• **PROMPT**
Only the text of the records, copied exactly, is wanted; no pictures.

• **DATA RECORDS**
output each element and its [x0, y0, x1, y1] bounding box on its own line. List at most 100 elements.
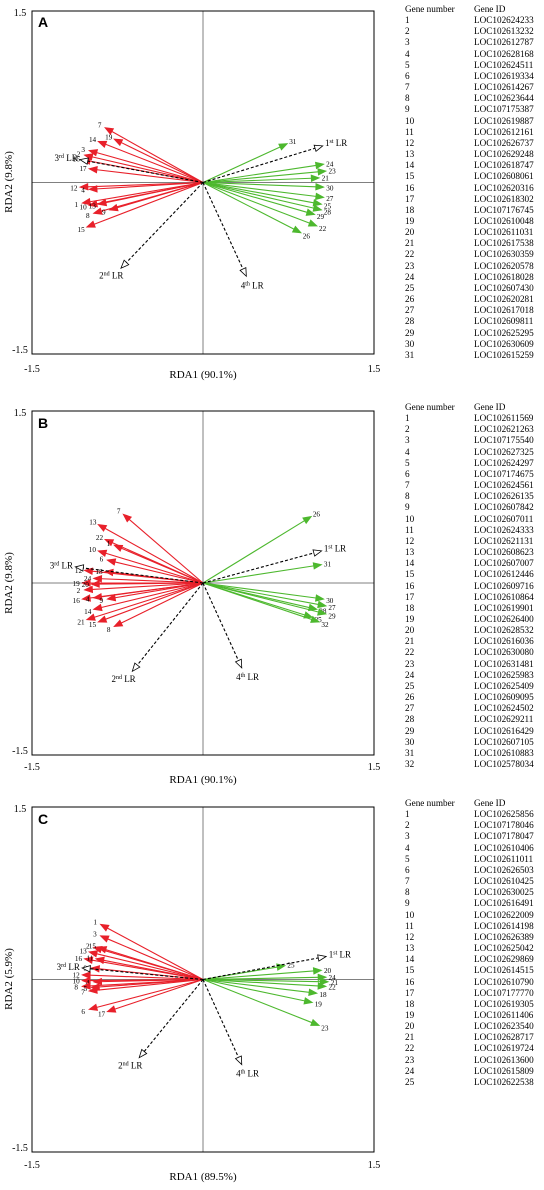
table-row: 19 LOC102626400: [405, 614, 544, 625]
gene-number: 23: [405, 658, 415, 669]
gene-id: LOC102610864: [474, 591, 534, 602]
gene-vector-29-line: [202, 181, 308, 213]
gene-vector-9-line: [117, 181, 204, 209]
gene-id: LOC102621263: [474, 424, 534, 435]
y-tick-top: 1.5: [14, 8, 27, 19]
gene-id: LOC102614515: [474, 965, 534, 976]
gene-vector-16-head: [81, 594, 91, 602]
table-row: 10 LOC102622009: [405, 910, 544, 921]
gene-vector-label: 9: [102, 209, 106, 217]
env-vector-label: 1st LR: [324, 543, 346, 553]
x-tick-left: -1.5: [24, 1160, 40, 1171]
table-row: 29 LOC102616429: [405, 726, 544, 737]
x-tick-right: 1.5: [368, 1160, 381, 1171]
gene-number: 6: [405, 864, 410, 875]
env-vector-head: [234, 658, 243, 669]
panel-label: C: [38, 811, 48, 827]
table-row: 19 LOC102611406: [405, 1010, 544, 1021]
gene-vector-7-head: [104, 127, 115, 136]
env-vector-line: [202, 957, 319, 981]
gene-id: LOC102607842: [474, 502, 534, 513]
table-row: 4 LOC102610406: [405, 843, 544, 854]
gene-vector-label: 28: [324, 208, 332, 216]
gene-vector-29-line: [202, 582, 319, 613]
gene-number: 3: [405, 435, 410, 446]
gene-number: 20: [405, 227, 415, 238]
table-row: 16 LOC102610790: [405, 977, 544, 988]
gene-id: LOC107175540: [474, 435, 534, 446]
table-row: 6 LOC102619334: [405, 71, 544, 82]
table-rows: 1 LOC102611569 2 LOC102621263 3 LOC107175540 4…: [405, 413, 544, 770]
y-tick-bottom: -1.5: [12, 1143, 28, 1154]
panel-a: A 1.5 -1.5 -1.5 1.5 RDA1 (90.1%) RDA2 (9…: [0, 0, 544, 390]
gene-number: 28: [405, 316, 415, 327]
gene-vector-label: 4: [86, 979, 90, 987]
table-row: 10 LOC102619887: [405, 116, 544, 127]
panel-b: B 1.5 -1.5 -1.5 1.5 RDA1 (90.1%) RDA2 (9…: [0, 398, 544, 788]
env-vector-head: [81, 965, 91, 973]
gene-id: LOC102629248: [474, 149, 534, 160]
table-header: Gene number Gene ID: [405, 798, 544, 809]
gene-vector-13-line: [104, 527, 204, 584]
env-vector-line: [202, 979, 239, 1058]
gene-vector-4-line: [101, 978, 204, 983]
gene-vector-label: 26: [313, 510, 321, 518]
gene-id: LOC107178047: [474, 831, 534, 842]
table-row: 25 LOC102625409: [405, 681, 544, 692]
gene-vector-9-head: [106, 593, 117, 602]
gene-vector-26-head: [302, 515, 313, 525]
gene-number: 12: [405, 931, 415, 942]
gene-vector-label: 10: [80, 204, 88, 212]
table-row: 11 LOC102612161: [405, 127, 544, 138]
gene-id: LOC102626400: [474, 613, 534, 624]
gene-vector-22-line: [202, 978, 319, 987]
gene-vector-25-line: [202, 181, 314, 204]
gene-number: 11: [405, 126, 414, 137]
gene-number: 7: [405, 480, 410, 491]
table-row: 30 LOC102607105: [405, 737, 544, 748]
table-row: 5 LOC102611011: [405, 854, 544, 865]
gene-vector-12-head: [81, 971, 91, 980]
gene-vector-14-line: [101, 582, 204, 609]
gene-number: 5: [405, 457, 410, 468]
gene-id: LOC102627325: [474, 446, 534, 457]
gene-number: 10: [405, 909, 415, 920]
gene-id: LOC102616491: [474, 898, 534, 909]
table-row: 11 LOC102624333: [405, 525, 544, 536]
table-row: 15 LOC102608061: [405, 171, 544, 182]
gene-vector-label: 15: [89, 621, 97, 629]
table-row: 23 LOC102613600: [405, 1055, 544, 1066]
gene-vector-32-head: [310, 615, 321, 623]
gene-vector-15-head: [97, 615, 108, 623]
gene-number: 22: [405, 249, 415, 260]
gene-vector-32-line: [202, 582, 312, 620]
gene-number: 16: [405, 580, 415, 591]
table-row: 11 LOC102614198: [405, 921, 544, 932]
table-row: 7 LOC102610425: [405, 876, 544, 887]
gene-vector-label: 7: [98, 122, 102, 130]
gene-number: 23: [405, 260, 415, 271]
gene-vector-label: 13: [89, 519, 97, 527]
table-row: 3 LOC107175540: [405, 435, 544, 446]
gene-id: LOC102610048: [474, 215, 534, 226]
gene-vector-18-head: [103, 568, 114, 577]
gene-vector-21-line: [94, 582, 204, 618]
table-row: 26 LOC102609095: [405, 692, 544, 703]
gene-vector-19-line: [121, 142, 204, 183]
gene-vector-label: 8: [86, 212, 90, 220]
gene-id: LOC102622009: [474, 909, 534, 920]
gene-number: 4: [405, 842, 410, 853]
env-vector-line: [202, 182, 244, 270]
gene-id: LOC102614198: [474, 920, 534, 931]
table-row: 25 LOC102622538: [405, 1077, 544, 1088]
gene-vector-1-head: [113, 544, 124, 552]
table-rows: 1 LOC102625856 2 LOC107178046 3 LOC107178047 4…: [405, 809, 544, 1088]
gene-vector-23-line: [202, 171, 319, 184]
gene-id: LOC102630359: [474, 249, 534, 260]
gene-vector-17-head: [106, 1005, 117, 1013]
gene-number: 15: [405, 171, 415, 182]
gene-id: LOC102613232: [474, 26, 534, 37]
gene-vector-10-line: [105, 552, 204, 584]
gene-number: 10: [405, 115, 415, 126]
gene-id: LOC102630025: [474, 887, 534, 898]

• **REPLY TO THE EXERCISE**
output each element and its [x0, y0, x1, y1] bounding box on its own line. List at most 100 elements.
table-row: 19 LOC102626400: [405, 614, 544, 625]
gene-number: 23: [405, 658, 415, 669]
gene-id: LOC102610864: [474, 591, 534, 602]
gene-vector-29-line: [202, 181, 308, 213]
gene-vector-9-line: [117, 181, 204, 209]
gene-id: LOC102621263: [474, 424, 534, 435]
y-tick-top: 1.5: [14, 8, 27, 19]
gene-id: LOC102614515: [474, 965, 534, 976]
gene-vector-16-head: [81, 594, 91, 602]
table-row: 10 LOC102622009: [405, 910, 544, 921]
gene-vector-label: 9: [102, 209, 106, 217]
env-vector-label: 1st LR: [324, 543, 346, 553]
x-tick-left: -1.5: [24, 1160, 40, 1171]
table-row: 29 LOC102616429: [405, 726, 544, 737]
x-tick-right: 1.5: [368, 1160, 381, 1171]
gene-number: 6: [405, 864, 410, 875]
env-vector-head: [234, 658, 243, 669]
panel-label: C: [38, 811, 48, 827]
table-row: 19 LOC102611406: [405, 1010, 544, 1021]
gene-vector-7-head: [104, 127, 115, 136]
env-vector-line: [202, 957, 319, 981]
gene-id: LOC102607842: [474, 502, 534, 513]
table-row: 4 LOC102610406: [405, 843, 544, 854]
gene-vector-label: 28: [324, 208, 332, 216]
gene-vector-29-line: [202, 582, 319, 613]
gene-number: 3: [405, 435, 410, 446]
gene-number: 20: [405, 227, 415, 238]
table-row: 16 LOC102610790: [405, 977, 544, 988]
gene-id: LOC107175540: [474, 435, 534, 446]
table-row: 6 LOC102619334: [405, 71, 544, 82]
table-rows: 1 LOC102611569 2 LOC102621263 3 LOC107175540 4…: [405, 413, 544, 770]
y-tick-bottom: -1.5: [12, 1143, 28, 1154]
panel-a: A 1.5 -1.5 -1.5 1.5 RDA1 (90.1%) RDA2 (9…: [0, 0, 544, 390]
gene-number: 28: [405, 316, 415, 327]
gene-vector-label: 4: [86, 979, 90, 987]
table-row: 10 LOC102619887: [405, 116, 544, 127]
panel-b: B 1.5 -1.5 -1.5 1.5 RDA1 (90.1%) RDA2 (9…: [0, 398, 544, 788]
env-vector-head: [81, 965, 91, 973]
gene-id: LOC102629248: [474, 149, 534, 160]
table-header: Gene number Gene ID: [405, 798, 544, 809]
gene-vector-13-line: [104, 527, 204, 584]
env-vector-line: [202, 979, 239, 1058]
gene-vector-4-line: [101, 978, 204, 983]
gene-vector-label: 26: [313, 510, 321, 518]
gene-id: LOC107178047: [474, 831, 534, 842]
table-row: 25 LOC102625409: [405, 681, 544, 692]
gene-vector-9-head: [106, 593, 117, 602]
gene-vector-26-head: [302, 515, 313, 525]
gene-number: 12: [405, 931, 415, 942]
gene-vector-label: 10: [80, 204, 88, 212]
table-row: 11 LOC102612161: [405, 127, 544, 138]
gene-id: LOC102626400: [474, 613, 534, 624]
gene-vector-22-line: [202, 978, 319, 987]
gene-vector-25-line: [202, 181, 314, 204]
gene-number: 11: [405, 126, 414, 137]
gene-number: 7: [405, 480, 410, 491]
table-row: 30 LOC102607105: [405, 737, 544, 748]
table-row: 5 LOC102611011: [405, 854, 544, 865]
gene-vector-12-head: [81, 971, 91, 980]
gene-vector-14-line: [101, 582, 204, 609]
gene-number: 5: [405, 457, 410, 468]
gene-id: LOC102627325: [474, 446, 534, 457]
gene-number: 10: [405, 909, 415, 920]
gene-id: LOC102616491: [474, 898, 534, 909]
table-row: 11 LOC102624333: [405, 525, 544, 536]
table-row: 15 LOC102608061: [405, 171, 544, 182]
gene-vector-label: 15: [89, 621, 97, 629]
table-row: 23 LOC102613600: [405, 1055, 544, 1066]
gene-vector-32-head: [310, 615, 321, 623]
gene-vector-15-head: [97, 615, 108, 623]
gene-number: 22: [405, 249, 415, 260]
gene-vector-32-line: [202, 582, 312, 620]
gene-number: 16: [405, 580, 415, 591]
table-row: 11 LOC102614198: [405, 921, 544, 932]
table-row: 7 LOC102610425: [405, 876, 544, 887]
gene-vector-label: 7: [98, 122, 102, 130]
gene-number: 23: [405, 260, 415, 271]
gene-vector-label: 13: [89, 519, 97, 527]
table-row: 3 LOC107175540: [405, 435, 544, 446]
gene-id: LOC102610048: [474, 215, 534, 226]
gene-vector-18-head: [103, 568, 114, 577]
gene-vector-21-line: [94, 582, 204, 618]
table-row: 26 LOC102609095: [405, 692, 544, 703]
gene-vector-19-line: [121, 142, 204, 183]
gene-vector-label: 8: [86, 212, 90, 220]
gene-id: LOC102622009: [474, 909, 534, 920]
gene-number: 4: [405, 842, 410, 853]
env-vector-line: [202, 182, 244, 270]
gene-id: LOC102614198: [474, 920, 534, 931]
table-row: 25 LOC102622538: [405, 1077, 544, 1088]
gene-vector-1-head: [113, 544, 124, 552]
table-rows: 1 LOC102625856 2 LOC107178046 3 LOC107178047 4…: [405, 809, 544, 1088]
gene-vector-23-line: [202, 171, 319, 184]
gene-id: LOC102630359: [474, 249, 534, 260]
gene-vector-17-head: [106, 1005, 117, 1013]
gene-number: 15: [405, 171, 415, 182]
gene-id: LOC102613232: [474, 26, 534, 37]
gene-vector-10-line: [105, 552, 204, 584]
gene-number: 10: [405, 115, 415, 126]
gene-id: LOC102630025: [474, 887, 534, 898]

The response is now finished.